Using the records below, locate all lines containing "eurekanet" and return them.

-=-=-=-=-

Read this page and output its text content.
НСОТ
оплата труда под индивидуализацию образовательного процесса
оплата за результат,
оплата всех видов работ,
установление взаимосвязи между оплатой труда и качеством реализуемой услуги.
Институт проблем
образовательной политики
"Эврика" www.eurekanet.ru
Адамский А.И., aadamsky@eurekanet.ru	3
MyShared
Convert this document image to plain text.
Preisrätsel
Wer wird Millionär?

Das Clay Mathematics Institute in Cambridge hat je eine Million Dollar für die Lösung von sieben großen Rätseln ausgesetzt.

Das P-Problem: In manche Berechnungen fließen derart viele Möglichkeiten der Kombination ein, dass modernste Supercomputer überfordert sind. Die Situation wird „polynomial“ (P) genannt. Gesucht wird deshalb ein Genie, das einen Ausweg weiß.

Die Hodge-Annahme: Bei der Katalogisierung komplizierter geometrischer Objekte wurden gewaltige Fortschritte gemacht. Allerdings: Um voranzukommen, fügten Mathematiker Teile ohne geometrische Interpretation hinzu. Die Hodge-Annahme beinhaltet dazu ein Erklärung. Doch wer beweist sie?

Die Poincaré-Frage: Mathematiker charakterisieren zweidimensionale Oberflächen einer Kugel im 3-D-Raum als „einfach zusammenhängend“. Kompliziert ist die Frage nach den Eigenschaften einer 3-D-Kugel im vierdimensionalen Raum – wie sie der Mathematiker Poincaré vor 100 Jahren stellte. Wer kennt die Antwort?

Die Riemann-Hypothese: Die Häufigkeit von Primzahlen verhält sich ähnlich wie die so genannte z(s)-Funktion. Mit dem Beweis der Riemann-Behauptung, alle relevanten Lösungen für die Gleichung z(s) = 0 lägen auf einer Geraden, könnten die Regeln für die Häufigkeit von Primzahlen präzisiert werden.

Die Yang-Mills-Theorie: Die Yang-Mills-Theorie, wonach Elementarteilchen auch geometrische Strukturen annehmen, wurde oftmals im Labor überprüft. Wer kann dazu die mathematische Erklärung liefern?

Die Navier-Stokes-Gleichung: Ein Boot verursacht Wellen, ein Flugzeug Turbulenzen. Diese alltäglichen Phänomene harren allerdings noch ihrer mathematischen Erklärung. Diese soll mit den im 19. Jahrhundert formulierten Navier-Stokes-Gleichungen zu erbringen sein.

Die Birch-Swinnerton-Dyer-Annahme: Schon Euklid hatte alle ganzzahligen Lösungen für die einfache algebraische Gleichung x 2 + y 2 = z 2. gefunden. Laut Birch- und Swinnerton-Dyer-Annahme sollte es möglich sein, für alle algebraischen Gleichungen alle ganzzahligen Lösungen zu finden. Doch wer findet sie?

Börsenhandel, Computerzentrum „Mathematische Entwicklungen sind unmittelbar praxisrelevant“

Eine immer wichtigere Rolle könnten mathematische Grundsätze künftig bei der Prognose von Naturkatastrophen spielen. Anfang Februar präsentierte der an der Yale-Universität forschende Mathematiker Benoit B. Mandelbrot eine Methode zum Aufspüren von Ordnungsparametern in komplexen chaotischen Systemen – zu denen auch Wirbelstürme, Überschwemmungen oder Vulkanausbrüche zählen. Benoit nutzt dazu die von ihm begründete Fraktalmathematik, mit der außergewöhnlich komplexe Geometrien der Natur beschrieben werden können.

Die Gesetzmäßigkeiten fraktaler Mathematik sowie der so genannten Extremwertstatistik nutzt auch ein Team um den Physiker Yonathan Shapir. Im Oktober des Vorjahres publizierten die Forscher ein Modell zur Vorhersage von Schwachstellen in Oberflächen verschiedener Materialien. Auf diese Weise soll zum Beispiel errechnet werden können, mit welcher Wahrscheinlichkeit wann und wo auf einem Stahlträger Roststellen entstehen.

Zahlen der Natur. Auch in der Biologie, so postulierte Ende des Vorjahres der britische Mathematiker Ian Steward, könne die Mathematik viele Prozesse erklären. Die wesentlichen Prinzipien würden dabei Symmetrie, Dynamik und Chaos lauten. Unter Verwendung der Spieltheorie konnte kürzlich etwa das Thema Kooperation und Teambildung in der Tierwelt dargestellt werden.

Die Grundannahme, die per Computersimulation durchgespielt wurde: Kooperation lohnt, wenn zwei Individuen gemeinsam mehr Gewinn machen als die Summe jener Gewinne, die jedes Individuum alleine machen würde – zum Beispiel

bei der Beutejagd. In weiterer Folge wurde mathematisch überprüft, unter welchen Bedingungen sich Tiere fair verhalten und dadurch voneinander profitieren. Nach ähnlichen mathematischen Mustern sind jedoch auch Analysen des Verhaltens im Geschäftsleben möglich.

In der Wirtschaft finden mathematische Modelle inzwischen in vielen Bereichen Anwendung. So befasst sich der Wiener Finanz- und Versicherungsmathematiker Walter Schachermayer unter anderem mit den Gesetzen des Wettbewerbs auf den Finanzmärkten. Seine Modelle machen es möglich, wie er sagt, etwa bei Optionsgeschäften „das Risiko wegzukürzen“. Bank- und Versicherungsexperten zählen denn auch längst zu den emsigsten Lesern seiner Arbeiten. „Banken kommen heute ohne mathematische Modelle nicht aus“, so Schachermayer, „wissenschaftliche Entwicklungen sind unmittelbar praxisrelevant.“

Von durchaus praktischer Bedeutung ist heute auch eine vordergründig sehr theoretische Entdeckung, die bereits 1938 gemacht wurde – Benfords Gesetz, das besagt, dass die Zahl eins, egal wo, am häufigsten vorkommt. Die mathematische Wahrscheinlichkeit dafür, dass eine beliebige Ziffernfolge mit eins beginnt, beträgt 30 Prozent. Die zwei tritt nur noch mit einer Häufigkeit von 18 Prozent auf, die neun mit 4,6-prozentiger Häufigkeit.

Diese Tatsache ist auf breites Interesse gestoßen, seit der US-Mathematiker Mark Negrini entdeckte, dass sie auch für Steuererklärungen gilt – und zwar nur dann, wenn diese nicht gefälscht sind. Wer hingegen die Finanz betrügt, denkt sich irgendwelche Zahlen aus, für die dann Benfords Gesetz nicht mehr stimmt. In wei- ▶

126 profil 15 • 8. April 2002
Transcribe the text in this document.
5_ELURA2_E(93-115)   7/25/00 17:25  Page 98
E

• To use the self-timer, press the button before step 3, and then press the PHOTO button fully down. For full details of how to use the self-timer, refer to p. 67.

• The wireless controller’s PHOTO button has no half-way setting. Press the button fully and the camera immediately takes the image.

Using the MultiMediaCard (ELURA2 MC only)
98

-=-=-=-=-

Answer for this exercise:
"Эврика" www.eurekanet.ru
Адамский А.И., aadamsky@eurekanet.ru	3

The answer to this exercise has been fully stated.